▶ [What you will do]: Identify the lines that include the word "data", then copy all of them.

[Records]
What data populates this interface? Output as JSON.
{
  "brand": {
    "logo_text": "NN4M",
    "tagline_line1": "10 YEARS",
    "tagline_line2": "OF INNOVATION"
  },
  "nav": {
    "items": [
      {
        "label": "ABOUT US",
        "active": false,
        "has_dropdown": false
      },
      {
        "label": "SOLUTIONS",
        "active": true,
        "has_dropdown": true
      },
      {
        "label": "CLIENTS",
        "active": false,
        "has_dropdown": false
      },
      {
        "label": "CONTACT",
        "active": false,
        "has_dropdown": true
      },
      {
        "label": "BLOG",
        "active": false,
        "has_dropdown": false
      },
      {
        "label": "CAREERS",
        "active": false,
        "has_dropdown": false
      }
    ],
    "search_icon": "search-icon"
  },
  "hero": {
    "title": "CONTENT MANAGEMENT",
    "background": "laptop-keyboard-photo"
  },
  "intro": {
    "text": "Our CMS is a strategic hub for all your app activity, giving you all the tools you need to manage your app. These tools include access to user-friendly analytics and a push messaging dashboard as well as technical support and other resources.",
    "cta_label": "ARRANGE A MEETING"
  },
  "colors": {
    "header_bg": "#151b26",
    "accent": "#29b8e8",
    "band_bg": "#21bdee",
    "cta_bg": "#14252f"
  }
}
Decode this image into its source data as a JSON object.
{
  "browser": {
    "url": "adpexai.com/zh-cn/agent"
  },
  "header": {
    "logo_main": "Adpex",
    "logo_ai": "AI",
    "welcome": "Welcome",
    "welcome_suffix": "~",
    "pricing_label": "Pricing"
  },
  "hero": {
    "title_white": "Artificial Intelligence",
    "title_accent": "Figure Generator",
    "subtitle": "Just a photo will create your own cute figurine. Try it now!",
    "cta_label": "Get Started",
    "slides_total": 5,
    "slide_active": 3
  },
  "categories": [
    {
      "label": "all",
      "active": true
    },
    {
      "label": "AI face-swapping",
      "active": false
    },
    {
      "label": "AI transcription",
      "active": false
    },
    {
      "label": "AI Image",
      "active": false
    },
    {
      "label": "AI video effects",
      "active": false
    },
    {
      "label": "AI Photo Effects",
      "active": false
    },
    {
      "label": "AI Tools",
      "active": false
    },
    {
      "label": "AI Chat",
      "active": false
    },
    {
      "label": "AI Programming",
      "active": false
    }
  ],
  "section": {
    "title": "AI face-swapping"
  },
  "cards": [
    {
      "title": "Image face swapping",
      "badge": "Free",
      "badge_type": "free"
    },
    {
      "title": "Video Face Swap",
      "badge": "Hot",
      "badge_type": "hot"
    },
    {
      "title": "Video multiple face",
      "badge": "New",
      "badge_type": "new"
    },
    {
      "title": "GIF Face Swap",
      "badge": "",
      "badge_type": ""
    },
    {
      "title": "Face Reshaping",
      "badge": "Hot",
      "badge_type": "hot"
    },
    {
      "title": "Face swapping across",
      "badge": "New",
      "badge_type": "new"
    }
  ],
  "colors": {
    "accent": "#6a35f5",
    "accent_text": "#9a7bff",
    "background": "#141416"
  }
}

▶ [Completed exercise]:
What data populates this interface? Output as JSON.
Decode this image into its source data as a JSON object.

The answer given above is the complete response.